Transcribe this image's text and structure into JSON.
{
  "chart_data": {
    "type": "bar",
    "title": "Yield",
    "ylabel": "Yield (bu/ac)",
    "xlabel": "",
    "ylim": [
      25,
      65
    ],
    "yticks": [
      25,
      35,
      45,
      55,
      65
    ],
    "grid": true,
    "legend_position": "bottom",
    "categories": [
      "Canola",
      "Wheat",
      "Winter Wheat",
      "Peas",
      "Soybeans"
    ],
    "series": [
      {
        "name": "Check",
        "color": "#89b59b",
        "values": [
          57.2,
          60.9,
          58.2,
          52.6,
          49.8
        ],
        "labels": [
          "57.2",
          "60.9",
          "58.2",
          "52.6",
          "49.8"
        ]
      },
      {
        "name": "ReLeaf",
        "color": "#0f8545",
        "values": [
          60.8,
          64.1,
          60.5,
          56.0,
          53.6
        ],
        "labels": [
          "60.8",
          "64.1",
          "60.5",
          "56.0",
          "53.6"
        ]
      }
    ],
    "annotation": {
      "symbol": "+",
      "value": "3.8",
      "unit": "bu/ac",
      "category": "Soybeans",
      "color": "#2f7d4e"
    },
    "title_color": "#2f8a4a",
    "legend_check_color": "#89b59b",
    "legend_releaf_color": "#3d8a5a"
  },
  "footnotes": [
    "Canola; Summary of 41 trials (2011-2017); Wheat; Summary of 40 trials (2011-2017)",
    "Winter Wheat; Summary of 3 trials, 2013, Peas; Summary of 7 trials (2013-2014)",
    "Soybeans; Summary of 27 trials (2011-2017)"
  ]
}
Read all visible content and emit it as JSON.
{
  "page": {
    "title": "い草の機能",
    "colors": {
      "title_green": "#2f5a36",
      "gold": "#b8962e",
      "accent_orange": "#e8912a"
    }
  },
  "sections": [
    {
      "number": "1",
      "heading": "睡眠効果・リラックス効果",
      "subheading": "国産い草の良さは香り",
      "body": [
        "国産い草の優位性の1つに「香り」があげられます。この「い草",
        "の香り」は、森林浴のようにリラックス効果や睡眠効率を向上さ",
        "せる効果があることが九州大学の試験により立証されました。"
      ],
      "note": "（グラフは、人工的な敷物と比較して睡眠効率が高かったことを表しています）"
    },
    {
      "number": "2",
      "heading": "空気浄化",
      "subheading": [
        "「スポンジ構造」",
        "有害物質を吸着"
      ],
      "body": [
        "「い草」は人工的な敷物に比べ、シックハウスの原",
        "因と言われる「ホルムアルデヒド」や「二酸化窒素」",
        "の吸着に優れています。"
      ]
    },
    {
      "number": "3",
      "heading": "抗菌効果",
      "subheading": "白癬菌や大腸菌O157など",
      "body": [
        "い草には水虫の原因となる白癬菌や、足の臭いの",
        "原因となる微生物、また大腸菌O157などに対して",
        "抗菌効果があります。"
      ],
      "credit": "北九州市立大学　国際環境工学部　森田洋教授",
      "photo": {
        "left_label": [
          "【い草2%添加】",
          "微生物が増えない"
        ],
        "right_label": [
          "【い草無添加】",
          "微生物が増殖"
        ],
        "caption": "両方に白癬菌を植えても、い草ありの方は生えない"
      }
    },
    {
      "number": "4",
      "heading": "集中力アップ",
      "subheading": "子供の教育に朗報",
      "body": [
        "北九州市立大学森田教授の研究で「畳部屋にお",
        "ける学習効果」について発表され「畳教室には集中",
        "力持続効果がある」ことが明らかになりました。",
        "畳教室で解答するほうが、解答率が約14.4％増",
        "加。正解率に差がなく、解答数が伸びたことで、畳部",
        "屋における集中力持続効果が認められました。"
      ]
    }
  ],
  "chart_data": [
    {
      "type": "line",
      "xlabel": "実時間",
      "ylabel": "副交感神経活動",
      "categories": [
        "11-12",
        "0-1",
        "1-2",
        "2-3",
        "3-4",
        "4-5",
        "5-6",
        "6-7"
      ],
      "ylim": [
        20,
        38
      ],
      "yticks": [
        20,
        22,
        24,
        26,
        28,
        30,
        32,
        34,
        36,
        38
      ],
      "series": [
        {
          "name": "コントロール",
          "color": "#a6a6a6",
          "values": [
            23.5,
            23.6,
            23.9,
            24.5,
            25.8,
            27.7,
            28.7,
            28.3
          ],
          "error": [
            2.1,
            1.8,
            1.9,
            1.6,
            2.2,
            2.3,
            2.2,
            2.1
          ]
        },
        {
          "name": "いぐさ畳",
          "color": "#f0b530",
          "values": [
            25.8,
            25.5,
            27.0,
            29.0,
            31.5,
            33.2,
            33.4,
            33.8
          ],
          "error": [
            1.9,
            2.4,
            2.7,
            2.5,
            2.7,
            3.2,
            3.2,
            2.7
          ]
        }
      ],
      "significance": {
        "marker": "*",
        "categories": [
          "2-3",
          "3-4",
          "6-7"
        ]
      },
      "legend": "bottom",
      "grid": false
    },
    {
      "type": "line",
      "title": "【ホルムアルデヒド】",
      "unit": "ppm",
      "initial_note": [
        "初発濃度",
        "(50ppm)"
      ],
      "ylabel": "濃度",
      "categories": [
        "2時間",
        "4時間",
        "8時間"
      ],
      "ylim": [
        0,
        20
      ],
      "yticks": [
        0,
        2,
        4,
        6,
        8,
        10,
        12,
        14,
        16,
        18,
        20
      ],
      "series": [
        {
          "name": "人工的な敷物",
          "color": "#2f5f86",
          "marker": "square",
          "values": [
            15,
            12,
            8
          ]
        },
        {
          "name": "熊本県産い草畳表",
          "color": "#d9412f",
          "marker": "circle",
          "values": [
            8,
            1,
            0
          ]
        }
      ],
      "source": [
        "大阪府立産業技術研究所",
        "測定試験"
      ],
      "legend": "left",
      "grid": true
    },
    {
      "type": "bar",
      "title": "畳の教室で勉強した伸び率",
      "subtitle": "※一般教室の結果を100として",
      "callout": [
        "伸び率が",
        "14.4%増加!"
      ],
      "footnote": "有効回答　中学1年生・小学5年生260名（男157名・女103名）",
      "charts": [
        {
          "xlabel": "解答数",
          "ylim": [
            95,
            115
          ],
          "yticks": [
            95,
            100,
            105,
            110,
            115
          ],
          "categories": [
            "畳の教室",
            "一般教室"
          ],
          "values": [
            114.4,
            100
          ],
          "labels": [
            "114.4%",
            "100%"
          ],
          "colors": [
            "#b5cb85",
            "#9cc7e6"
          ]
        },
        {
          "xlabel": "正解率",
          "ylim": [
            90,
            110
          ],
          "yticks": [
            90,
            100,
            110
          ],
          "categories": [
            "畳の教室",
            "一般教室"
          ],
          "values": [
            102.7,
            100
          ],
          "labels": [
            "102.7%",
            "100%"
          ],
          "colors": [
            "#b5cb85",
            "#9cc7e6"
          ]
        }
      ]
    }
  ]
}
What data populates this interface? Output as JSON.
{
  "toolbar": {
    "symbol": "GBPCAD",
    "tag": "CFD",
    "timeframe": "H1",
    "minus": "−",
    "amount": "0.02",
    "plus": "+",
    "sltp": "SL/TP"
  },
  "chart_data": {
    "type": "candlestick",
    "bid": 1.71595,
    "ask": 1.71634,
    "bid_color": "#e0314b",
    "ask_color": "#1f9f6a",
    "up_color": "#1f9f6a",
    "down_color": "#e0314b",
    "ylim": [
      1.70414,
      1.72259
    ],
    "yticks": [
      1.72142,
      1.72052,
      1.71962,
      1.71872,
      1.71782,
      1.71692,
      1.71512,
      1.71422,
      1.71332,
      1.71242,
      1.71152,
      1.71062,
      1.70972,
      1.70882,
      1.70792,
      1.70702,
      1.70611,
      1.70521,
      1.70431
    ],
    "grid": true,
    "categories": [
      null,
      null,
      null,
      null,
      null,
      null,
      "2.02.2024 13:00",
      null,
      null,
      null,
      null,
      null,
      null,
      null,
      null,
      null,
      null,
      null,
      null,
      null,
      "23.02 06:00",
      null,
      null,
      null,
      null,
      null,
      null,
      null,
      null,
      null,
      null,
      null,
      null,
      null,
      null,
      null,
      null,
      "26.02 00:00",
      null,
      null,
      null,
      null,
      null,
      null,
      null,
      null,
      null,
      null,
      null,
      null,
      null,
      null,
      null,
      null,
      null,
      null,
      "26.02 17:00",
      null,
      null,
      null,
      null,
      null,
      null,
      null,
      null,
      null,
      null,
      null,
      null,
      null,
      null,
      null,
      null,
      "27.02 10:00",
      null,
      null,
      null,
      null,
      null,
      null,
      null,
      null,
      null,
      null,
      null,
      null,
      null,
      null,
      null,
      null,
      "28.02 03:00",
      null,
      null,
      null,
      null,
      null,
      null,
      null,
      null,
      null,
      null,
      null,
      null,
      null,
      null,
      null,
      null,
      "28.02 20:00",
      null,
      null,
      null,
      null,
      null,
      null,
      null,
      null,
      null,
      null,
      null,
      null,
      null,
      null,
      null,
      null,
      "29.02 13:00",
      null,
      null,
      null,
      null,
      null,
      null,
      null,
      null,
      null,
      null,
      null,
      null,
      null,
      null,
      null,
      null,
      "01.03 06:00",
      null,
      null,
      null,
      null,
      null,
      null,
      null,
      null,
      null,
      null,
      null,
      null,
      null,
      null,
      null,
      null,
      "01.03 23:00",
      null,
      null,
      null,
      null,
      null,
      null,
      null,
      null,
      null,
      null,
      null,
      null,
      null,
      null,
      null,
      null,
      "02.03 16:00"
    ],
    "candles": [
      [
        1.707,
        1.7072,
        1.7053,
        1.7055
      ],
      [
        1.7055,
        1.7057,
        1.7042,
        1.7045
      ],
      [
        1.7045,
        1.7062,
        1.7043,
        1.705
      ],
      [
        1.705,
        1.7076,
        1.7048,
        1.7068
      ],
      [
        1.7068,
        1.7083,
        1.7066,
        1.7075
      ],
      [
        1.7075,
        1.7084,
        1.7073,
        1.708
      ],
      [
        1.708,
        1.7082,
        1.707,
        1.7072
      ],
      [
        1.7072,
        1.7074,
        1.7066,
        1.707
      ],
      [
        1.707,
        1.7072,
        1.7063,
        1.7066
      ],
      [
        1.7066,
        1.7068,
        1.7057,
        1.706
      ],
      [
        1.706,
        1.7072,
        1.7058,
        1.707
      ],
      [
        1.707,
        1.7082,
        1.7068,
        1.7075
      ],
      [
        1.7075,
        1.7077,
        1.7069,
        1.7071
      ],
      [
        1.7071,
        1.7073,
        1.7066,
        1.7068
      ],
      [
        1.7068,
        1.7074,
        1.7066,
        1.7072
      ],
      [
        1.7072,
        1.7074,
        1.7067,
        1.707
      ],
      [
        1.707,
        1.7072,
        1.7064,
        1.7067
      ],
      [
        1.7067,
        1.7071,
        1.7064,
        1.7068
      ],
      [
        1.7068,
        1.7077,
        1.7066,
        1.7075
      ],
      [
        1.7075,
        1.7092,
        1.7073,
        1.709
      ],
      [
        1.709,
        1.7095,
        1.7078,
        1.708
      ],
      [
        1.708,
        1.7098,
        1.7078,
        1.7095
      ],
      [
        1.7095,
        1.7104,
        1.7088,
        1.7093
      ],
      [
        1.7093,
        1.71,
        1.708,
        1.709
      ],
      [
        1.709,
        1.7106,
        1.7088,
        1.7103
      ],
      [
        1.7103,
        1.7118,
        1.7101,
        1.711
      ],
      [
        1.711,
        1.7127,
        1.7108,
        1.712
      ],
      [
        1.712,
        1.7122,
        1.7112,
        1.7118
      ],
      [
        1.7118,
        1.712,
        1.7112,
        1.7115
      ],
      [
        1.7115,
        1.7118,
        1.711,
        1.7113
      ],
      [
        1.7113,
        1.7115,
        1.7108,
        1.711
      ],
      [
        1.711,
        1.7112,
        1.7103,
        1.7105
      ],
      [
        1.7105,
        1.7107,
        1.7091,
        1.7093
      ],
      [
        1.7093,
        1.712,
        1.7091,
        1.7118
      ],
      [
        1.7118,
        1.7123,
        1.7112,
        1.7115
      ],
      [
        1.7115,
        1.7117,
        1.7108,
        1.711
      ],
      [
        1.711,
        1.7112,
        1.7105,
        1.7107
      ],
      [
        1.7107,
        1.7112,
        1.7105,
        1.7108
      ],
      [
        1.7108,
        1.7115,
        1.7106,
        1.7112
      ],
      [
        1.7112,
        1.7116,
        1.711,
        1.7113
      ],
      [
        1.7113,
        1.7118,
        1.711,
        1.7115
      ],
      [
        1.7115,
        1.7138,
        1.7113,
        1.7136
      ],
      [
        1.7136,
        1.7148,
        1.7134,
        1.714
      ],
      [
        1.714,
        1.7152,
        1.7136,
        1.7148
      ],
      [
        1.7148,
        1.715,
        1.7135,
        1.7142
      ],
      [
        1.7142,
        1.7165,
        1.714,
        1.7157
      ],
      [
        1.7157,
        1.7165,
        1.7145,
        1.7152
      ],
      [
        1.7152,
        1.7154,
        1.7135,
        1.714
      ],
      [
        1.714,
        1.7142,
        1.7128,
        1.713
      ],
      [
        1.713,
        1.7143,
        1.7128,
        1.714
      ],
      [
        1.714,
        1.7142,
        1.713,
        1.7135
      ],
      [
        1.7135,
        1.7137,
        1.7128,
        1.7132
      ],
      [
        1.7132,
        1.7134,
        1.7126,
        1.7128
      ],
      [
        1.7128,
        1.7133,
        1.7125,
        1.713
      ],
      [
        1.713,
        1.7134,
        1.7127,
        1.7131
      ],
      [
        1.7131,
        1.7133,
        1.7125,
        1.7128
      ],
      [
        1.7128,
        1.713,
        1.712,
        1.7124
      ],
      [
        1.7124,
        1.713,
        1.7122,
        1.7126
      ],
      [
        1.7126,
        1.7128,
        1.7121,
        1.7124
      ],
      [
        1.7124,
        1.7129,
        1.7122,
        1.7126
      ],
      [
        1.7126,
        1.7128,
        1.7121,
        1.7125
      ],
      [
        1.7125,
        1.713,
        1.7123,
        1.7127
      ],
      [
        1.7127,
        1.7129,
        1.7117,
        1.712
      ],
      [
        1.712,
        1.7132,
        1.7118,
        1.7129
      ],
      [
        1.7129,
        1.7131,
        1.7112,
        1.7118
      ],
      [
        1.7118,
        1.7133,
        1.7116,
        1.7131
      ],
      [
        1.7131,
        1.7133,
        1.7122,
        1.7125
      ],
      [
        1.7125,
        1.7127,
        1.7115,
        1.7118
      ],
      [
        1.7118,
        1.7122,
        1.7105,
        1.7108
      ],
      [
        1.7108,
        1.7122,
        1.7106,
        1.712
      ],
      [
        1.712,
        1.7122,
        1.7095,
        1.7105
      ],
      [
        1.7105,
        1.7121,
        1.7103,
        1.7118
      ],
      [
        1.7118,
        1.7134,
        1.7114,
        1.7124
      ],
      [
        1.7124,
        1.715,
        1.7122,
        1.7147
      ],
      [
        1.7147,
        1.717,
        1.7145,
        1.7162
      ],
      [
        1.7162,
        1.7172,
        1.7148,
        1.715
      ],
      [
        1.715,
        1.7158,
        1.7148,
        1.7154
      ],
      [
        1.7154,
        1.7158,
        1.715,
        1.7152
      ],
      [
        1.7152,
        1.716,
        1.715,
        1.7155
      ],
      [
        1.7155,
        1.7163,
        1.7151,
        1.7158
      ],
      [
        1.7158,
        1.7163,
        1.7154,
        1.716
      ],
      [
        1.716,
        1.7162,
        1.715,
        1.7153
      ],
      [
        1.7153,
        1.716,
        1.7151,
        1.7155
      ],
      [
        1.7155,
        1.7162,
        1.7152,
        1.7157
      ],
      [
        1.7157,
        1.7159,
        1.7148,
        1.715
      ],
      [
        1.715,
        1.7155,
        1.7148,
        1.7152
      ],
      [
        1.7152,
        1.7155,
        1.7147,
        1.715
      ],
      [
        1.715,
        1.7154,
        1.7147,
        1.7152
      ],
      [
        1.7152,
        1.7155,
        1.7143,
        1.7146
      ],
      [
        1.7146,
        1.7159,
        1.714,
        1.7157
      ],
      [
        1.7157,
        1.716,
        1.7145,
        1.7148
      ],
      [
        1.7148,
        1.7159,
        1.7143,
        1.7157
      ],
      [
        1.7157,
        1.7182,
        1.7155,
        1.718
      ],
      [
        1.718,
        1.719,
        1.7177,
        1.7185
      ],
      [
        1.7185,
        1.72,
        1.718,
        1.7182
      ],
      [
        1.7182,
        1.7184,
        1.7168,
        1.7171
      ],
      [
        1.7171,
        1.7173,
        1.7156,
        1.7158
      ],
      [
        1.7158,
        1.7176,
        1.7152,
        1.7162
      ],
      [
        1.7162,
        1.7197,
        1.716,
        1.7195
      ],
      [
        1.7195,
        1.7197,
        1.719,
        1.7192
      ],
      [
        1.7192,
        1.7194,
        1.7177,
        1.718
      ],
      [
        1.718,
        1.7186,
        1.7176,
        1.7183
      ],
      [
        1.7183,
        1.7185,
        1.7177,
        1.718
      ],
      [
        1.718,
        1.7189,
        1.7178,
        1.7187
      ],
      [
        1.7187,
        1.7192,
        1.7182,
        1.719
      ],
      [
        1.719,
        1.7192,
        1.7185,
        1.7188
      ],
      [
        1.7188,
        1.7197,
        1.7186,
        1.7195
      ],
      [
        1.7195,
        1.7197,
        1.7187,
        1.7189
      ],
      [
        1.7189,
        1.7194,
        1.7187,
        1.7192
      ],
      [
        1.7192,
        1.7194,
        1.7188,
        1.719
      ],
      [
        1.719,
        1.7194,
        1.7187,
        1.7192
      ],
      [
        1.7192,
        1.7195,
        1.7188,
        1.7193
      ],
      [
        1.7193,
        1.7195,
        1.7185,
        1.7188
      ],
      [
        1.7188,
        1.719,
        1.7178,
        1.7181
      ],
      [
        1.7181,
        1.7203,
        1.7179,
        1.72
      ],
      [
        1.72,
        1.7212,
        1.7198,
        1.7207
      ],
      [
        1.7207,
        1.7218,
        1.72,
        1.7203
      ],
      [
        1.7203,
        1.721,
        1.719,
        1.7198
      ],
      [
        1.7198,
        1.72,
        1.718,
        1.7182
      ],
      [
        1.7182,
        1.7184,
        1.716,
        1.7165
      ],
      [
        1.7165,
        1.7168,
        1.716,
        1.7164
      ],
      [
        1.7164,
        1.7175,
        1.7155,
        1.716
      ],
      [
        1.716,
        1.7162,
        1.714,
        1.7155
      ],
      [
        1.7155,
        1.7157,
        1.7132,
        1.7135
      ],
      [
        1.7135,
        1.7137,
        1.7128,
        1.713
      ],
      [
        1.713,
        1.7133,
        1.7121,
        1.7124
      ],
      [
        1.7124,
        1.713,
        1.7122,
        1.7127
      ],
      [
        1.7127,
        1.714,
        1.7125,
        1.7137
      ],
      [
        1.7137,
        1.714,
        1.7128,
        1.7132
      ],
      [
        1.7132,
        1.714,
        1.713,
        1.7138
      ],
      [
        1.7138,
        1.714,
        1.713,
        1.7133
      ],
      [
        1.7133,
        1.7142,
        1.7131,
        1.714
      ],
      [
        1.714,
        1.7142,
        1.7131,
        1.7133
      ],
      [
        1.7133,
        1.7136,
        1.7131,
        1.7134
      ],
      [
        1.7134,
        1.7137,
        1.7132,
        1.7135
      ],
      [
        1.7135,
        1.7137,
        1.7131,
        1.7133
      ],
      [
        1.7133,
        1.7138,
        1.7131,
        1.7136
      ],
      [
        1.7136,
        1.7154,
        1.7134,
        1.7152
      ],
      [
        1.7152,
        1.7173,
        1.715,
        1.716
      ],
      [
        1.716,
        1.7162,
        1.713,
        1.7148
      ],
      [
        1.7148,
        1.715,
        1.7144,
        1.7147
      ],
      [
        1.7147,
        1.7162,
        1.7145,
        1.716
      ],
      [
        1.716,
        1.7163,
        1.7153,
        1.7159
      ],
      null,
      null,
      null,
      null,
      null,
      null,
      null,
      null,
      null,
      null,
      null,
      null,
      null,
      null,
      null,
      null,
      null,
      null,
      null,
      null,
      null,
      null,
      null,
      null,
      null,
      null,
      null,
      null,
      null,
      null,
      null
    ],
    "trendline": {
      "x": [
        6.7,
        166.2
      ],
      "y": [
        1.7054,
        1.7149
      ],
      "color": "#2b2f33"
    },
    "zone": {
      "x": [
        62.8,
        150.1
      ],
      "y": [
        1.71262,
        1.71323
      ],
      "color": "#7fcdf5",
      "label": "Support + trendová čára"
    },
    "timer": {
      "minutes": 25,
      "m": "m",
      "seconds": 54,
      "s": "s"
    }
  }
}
· · · ·
**Stated problem:** Find the string "Summary" in the entries above and return each line that holds it.

**Task result:**
    "Canola; Summary of 41 trials (2011-2017); Wheat; Summary of 40 trials (2011-2017)",
    "Winter Wheat; Summary of 3 trials, 2013, Peas; Summary of 7 trials (2013-2014)",
    "Soybeans; Summary of 27 trials (2011-2017)"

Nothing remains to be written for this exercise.